*The exercise*. Quote all lines below exactly. Images stay out.

*Data to process*.
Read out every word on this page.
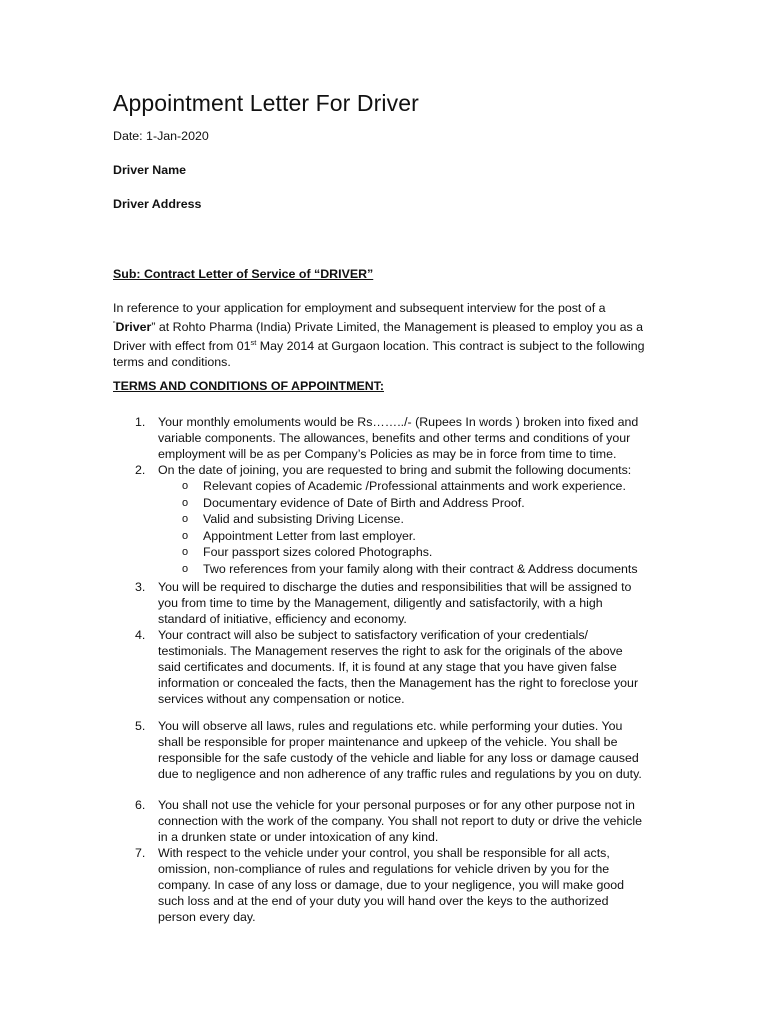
Appointment Letter For Driver
Date: 1-Jan-2020
Driver Name
Driver Address
Sub: Contract Letter of Service of “DRIVER”

In reference to your application for employment and subsequent interview for the post of a

“Driver” at Rohto Pharma (India) Private Limited, the Management is pleased to employ you as a

Driver with effect from 01st May 2014 at Gurgaon location. This contract is subject to the following

terms and conditions.

TERMS AND CONDITIONS OF APPOINTMENT:
1. Your monthly emoluments would be Rs……../- (Rupees In words ) broken into fixed and

variable components. The allowances, benefits and other terms and conditions of your

employment will be as per Company’s Policies as may be in force from time to time.

2. On the date of joining, you are requested to bring and submit the following documents:

o Relevant copies of Academic /Professional attainments and work experience.
o Documentary evidence of Date of Birth and Address Proof.
o Valid and subsisting Driving License.
o Appointment Letter from last employer.
o Four passport sizes colored Photographs.
o Two references from your family along with their contract & Address documents
3. You will be required to discharge the duties and responsibilities that will be assigned to

you from time to time by the Management, diligently and satisfactorily, with a high

standard of initiative, efficiency and economy.

4. Your contract will also be subject to satisfactory verification of your credentials/

testimonials. The Management reserves the right to ask for the originals of the above

said certificates and documents. If, it is found at any stage that you have given false

information or concealed the facts, then the Management has the right to foreclose your

services without any compensation or notice.

5. You will observe all laws, rules and regulations etc. while performing your duties. You

shall be responsible for proper maintenance and upkeep of the vehicle. You shall be

responsible for the safe custody of the vehicle and liable for any loss or damage caused

due to negligence and non adherence of any traffic rules and regulations by you on duty.

6. You shall not use the vehicle for your personal purposes or for any other purpose not in

connection with the work of the company. You shall not report to duty or drive the vehicle

in a drunken state or under intoxication of any kind.

7. With respect to the vehicle under your control, you shall be responsible for all acts,

omission, non-compliance of rules and regulations for vehicle driven by you for the

company. In case of any loss or damage, due to your negligence, you will make good

such loss and at the end of your duty you will hand over the keys to the authorized

person every day.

*Output for this exercise*.
Read out every word on this page.
Appointment Letter For Driver
Date: 1-Jan-2020
Driver Name
Driver Address
Sub: Contract Letter of Service of “DRIVER”

In reference to your application for employment and subsequent interview for the post of a

“Driver” at Rohto Pharma (India) Private Limited, the Management is pleased to employ you as a

Driver with effect from 01st May 2014 at Gurgaon location. This contract is subject to the following

terms and conditions.

TERMS AND CONDITIONS OF APPOINTMENT:
1. Your monthly emoluments would be Rs……../- (Rupees In words ) broken into fixed and

variable components. The allowances, benefits and other terms and conditions of your

employment will be as per Company’s Policies as may be in force from time to time.

2. On the date of joining, you are requested to bring and submit the following documents:

o Relevant copies of Academic /Professional attainments and work experience.
o Documentary evidence of Date of Birth and Address Proof.
o Valid and subsisting Driving License.
o Appointment Letter from last employer.
o Four passport sizes colored Photographs.
o Two references from your family along with their contract & Address documents
3. You will be required to discharge the duties and responsibilities that will be assigned to

you from time to time by the Management, diligently and satisfactorily, with a high

standard of initiative, efficiency and economy.

4. Your contract will also be subject to satisfactory verification of your credentials/

testimonials. The Management reserves the right to ask for the originals of the above

said certificates and documents. If, it is found at any stage that you have given false

information or concealed the facts, then the Management has the right to foreclose your

services without any compensation or notice.

5. You will observe all laws, rules and regulations etc. while performing your duties. You

shall be responsible for proper maintenance and upkeep of the vehicle. You shall be

responsible for the safe custody of the vehicle and liable for any loss or damage caused

due to negligence and non adherence of any traffic rules and regulations by you on duty.

6. You shall not use the vehicle for your personal purposes or for any other purpose not in

connection with the work of the company. You shall not report to duty or drive the vehicle

in a drunken state or under intoxication of any kind.

7. With respect to the vehicle under your control, you shall be responsible for all acts,

omission, non-compliance of rules and regulations for vehicle driven by you for the

company. In case of any loss or damage, due to your negligence, you will make good

such loss and at the end of your duty you will hand over the keys to the authorized

person every day.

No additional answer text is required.